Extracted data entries
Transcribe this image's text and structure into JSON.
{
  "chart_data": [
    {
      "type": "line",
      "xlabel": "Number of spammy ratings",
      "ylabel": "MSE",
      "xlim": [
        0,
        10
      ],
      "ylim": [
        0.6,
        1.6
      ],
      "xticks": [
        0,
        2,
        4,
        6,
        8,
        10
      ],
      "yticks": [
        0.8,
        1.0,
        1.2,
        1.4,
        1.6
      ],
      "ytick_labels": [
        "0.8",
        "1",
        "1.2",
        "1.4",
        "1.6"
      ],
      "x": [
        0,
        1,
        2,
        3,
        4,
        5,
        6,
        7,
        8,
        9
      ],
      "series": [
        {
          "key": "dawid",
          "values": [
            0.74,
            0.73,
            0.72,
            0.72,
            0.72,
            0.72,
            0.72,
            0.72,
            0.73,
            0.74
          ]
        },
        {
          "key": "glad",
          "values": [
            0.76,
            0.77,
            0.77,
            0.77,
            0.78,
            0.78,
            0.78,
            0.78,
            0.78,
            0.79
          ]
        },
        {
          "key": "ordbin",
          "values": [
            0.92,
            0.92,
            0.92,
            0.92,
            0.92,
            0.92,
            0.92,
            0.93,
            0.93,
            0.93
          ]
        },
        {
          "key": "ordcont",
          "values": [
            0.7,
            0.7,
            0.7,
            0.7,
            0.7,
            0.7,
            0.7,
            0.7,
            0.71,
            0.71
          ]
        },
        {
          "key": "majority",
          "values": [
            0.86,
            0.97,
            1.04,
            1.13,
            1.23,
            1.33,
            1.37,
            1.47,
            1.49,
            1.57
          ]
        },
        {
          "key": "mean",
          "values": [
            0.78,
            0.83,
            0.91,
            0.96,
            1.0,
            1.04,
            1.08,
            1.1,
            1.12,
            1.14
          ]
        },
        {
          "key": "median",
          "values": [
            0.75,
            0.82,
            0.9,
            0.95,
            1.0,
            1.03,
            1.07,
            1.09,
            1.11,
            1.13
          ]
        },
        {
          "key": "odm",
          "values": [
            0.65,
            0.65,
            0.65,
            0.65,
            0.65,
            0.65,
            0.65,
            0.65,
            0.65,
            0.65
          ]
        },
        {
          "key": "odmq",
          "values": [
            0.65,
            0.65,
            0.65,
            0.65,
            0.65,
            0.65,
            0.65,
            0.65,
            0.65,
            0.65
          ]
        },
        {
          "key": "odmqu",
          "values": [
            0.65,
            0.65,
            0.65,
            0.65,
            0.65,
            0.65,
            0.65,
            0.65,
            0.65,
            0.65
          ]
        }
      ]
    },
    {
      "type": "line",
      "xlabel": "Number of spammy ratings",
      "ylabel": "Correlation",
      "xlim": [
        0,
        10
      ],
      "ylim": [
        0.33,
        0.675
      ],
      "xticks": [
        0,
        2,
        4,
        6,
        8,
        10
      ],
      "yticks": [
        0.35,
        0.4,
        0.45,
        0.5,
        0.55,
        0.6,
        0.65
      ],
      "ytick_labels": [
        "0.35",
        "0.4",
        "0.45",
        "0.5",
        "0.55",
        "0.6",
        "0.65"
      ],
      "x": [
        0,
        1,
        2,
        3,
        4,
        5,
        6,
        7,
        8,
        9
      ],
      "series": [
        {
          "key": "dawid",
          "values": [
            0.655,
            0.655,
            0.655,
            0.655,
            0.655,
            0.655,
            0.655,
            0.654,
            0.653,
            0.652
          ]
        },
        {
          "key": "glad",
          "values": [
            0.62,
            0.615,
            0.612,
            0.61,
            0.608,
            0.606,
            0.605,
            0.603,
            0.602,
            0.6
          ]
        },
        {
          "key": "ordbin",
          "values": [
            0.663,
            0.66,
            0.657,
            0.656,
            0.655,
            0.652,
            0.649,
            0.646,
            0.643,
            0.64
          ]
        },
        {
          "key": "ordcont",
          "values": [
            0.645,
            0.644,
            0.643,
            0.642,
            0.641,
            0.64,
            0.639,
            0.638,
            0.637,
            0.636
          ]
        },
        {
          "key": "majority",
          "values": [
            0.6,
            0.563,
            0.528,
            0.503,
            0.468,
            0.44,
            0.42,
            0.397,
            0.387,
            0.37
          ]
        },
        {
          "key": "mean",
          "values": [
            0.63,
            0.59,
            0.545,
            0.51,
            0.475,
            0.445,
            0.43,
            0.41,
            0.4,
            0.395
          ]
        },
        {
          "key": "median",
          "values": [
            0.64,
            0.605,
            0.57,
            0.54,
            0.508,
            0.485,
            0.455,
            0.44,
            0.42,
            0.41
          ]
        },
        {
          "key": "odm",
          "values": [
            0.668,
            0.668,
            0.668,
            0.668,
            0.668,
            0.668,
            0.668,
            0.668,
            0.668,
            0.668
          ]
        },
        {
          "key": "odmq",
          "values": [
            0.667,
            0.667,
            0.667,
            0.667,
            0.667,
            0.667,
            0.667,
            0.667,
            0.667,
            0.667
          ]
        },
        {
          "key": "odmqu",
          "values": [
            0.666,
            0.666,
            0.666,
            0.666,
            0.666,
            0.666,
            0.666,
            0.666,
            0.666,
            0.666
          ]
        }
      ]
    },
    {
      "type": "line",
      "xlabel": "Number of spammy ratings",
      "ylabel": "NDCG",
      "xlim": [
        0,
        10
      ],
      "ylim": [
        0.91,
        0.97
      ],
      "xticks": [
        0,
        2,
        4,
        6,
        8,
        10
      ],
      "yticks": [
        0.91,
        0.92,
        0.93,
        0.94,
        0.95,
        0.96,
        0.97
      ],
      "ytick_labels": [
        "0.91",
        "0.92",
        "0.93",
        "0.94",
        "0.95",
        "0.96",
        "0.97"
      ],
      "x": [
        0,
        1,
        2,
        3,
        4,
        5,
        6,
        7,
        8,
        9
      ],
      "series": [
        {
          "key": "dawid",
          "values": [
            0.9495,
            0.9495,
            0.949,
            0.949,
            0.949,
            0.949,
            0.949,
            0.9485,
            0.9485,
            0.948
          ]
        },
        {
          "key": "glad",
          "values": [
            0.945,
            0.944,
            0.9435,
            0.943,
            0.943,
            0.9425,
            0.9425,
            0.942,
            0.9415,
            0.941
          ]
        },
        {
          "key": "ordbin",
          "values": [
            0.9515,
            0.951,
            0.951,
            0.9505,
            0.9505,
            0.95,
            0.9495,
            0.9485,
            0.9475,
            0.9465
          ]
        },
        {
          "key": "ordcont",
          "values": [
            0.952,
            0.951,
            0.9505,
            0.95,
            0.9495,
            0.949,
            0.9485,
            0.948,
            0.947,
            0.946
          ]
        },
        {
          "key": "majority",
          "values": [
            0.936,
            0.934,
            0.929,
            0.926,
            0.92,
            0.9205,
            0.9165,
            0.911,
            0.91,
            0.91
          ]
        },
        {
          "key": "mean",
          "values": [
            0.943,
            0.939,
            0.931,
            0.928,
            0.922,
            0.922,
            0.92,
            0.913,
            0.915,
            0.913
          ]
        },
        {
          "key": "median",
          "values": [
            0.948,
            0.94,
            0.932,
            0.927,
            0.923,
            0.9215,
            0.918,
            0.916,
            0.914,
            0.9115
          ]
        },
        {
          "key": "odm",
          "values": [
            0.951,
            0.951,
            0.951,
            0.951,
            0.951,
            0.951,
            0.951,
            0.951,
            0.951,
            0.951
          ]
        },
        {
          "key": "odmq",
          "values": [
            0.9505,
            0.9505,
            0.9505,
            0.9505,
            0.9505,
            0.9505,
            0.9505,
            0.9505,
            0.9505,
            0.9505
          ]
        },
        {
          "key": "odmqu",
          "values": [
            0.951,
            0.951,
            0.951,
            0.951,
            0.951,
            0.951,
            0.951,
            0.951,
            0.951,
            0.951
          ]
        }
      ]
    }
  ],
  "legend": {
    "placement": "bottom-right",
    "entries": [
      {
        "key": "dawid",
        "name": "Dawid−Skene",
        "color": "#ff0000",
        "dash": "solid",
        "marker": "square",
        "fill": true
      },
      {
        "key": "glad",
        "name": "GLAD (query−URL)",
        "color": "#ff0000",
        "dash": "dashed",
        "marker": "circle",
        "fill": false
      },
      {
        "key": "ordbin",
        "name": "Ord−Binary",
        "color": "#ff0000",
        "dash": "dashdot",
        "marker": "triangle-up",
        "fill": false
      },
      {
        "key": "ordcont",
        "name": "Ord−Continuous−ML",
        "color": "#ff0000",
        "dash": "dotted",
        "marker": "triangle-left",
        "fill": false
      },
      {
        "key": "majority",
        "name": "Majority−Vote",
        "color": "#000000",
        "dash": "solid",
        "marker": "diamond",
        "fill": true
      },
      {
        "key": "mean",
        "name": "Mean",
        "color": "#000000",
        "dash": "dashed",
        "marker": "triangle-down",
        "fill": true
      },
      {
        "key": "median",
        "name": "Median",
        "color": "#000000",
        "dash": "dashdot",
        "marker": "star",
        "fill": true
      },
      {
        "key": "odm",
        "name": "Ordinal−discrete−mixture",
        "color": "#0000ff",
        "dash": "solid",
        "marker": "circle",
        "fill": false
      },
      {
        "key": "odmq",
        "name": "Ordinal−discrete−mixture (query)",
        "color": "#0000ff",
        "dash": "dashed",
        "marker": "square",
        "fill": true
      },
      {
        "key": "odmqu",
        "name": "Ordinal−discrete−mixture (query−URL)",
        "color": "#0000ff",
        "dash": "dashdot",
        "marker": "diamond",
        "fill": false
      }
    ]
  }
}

• [WORK TO BE COMPLETED] Find out how many lines in the listing contain the string "query". Give the number alone.

• [EXERCISE ANSWER] 3